- What the exercise asks -
What follows is a listing; restate every line of it word for word.
--- --- ---
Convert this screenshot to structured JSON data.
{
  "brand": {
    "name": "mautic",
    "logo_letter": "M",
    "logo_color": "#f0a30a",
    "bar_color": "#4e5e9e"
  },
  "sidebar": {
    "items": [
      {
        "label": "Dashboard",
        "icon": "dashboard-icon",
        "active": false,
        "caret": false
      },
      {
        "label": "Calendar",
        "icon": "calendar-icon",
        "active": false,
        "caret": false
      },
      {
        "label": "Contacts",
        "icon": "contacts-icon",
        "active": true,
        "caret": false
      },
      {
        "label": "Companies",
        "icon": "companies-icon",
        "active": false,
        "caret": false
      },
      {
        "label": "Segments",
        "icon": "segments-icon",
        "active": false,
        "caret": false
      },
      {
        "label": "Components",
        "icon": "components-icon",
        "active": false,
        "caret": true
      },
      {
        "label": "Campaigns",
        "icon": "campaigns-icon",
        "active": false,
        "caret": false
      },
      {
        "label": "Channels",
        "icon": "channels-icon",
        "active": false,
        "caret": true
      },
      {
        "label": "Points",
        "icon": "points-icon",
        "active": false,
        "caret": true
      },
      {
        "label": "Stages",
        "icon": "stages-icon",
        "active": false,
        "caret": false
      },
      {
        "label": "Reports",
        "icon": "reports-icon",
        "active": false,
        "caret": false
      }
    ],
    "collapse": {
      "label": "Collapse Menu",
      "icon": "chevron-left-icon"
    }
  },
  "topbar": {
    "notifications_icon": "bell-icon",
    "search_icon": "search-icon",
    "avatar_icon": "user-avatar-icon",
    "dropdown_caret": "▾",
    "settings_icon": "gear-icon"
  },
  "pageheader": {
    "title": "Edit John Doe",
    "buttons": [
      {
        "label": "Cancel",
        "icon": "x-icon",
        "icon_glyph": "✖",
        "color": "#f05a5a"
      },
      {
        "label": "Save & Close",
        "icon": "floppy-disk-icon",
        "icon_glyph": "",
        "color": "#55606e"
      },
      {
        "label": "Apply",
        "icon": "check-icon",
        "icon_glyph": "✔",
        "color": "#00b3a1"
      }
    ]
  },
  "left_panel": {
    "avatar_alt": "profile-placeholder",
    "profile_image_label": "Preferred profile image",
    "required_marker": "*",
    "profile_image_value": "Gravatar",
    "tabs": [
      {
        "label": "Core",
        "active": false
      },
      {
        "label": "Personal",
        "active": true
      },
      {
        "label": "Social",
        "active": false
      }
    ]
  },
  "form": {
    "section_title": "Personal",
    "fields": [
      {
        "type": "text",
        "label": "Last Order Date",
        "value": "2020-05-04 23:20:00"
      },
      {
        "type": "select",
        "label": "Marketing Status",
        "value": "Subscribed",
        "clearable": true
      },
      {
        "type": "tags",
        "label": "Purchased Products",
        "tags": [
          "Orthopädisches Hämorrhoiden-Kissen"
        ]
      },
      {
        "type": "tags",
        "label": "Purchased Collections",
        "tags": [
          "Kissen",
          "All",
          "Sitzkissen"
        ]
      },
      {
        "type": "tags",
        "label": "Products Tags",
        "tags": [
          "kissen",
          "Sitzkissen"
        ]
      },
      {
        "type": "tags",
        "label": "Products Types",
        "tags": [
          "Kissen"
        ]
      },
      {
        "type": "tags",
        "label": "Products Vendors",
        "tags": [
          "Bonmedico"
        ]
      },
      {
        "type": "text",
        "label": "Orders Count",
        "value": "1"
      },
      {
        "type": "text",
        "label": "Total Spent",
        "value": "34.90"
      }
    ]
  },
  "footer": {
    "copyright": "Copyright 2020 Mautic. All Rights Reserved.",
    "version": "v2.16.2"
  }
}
--- --- ---
- Written answer -
Convert this screenshot to structured JSON data.
{
  "brand": {
    "name": "mautic",
    "logo_letter": "M",
    "logo_color": "#f0a30a",
    "bar_color": "#4e5e9e"
  },
  "sidebar": {
    "items": [
      {
        "label": "Dashboard",
        "icon": "dashboard-icon",
        "active": false,
        "caret": false
      },
      {
        "label": "Calendar",
        "icon": "calendar-icon",
        "active": false,
        "caret": false
      },
      {
        "label": "Contacts",
        "icon": "contacts-icon",
        "active": true,
        "caret": false
      },
      {
        "label": "Companies",
        "icon": "companies-icon",
        "active": false,
        "caret": false
      },
      {
        "label": "Segments",
        "icon": "segments-icon",
        "active": false,
        "caret": false
      },
      {
        "label": "Components",
        "icon": "components-icon",
        "active": false,
        "caret": true
      },
      {
        "label": "Campaigns",
        "icon": "campaigns-icon",
        "active": false,
        "caret": false
      },
      {
        "label": "Channels",
        "icon": "channels-icon",
        "active": false,
        "caret": true
      },
      {
        "label": "Points",
        "icon": "points-icon",
        "active": false,
        "caret": true
      },
      {
        "label": "Stages",
        "icon": "stages-icon",
        "active": false,
        "caret": false
      },
      {
        "label": "Reports",
        "icon": "reports-icon",
        "active": false,
        "caret": false
      }
    ],
    "collapse": {
      "label": "Collapse Menu",
      "icon": "chevron-left-icon"
    }
  },
  "topbar": {
    "notifications_icon": "bell-icon",
    "search_icon": "search-icon",
    "avatar_icon": "user-avatar-icon",
    "dropdown_caret": "▾",
    "settings_icon": "gear-icon"
  },
  "pageheader": {
    "title": "Edit John Doe",
    "buttons": [
      {
        "label": "Cancel",
        "icon": "x-icon",
        "icon_glyph": "✖",
        "color": "#f05a5a"
      },
      {
        "label": "Save & Close",
        "icon": "floppy-disk-icon",
        "icon_glyph": "",
        "color": "#55606e"
      },
      {
        "label": "Apply",
        "icon": "check-icon",
        "icon_glyph": "✔",
        "color": "#00b3a1"
      }
    ]
  },
  "left_panel": {
    "avatar_alt": "profile-placeholder",
    "profile_image_label": "Preferred profile image",
    "required_marker": "*",
    "profile_image_value": "Gravatar",
    "tabs": [
      {
        "label": "Core",
        "active": false
      },
      {
        "label": "Personal",
        "active": true
      },
      {
        "label": "Social",
        "active": false
      }
    ]
  },
  "form": {
    "section_title": "Personal",
    "fields": [
      {
        "type": "text",
        "label": "Last Order Date",
        "value": "2020-05-04 23:20:00"
      },
      {
        "type": "select",
        "label": "Marketing Status",
        "value": "Subscribed",
        "clearable": true
      },
      {
        "type": "tags",
        "label": "Purchased Products",
        "tags": [
          "Orthopädisches Hämorrhoiden-Kissen"
        ]
      },
      {
        "type": "tags",
        "label": "Purchased Collections",
        "tags": [
          "Kissen",
          "All",
          "Sitzkissen"
        ]
      },
      {
        "type": "tags",
        "label": "Products Tags",
        "tags": [
          "kissen",
          "Sitzkissen"
        ]
      },
      {
        "type": "tags",
        "label": "Products Types",
        "tags": [
          "Kissen"
        ]
      },
      {
        "type": "tags",
        "label": "Products Vendors",
        "tags": [
          "Bonmedico"
        ]
      },
      {
        "type": "text",
        "label": "Orders Count",
        "value": "1"
      },
      {
        "type": "text",
        "label": "Total Spent",
        "value": "34.90"
      }
    ]
  },
  "footer": {
    "copyright": "Copyright 2020 Mautic. All Rights Reserved.",
    "version": "v2.16.2"
  }
}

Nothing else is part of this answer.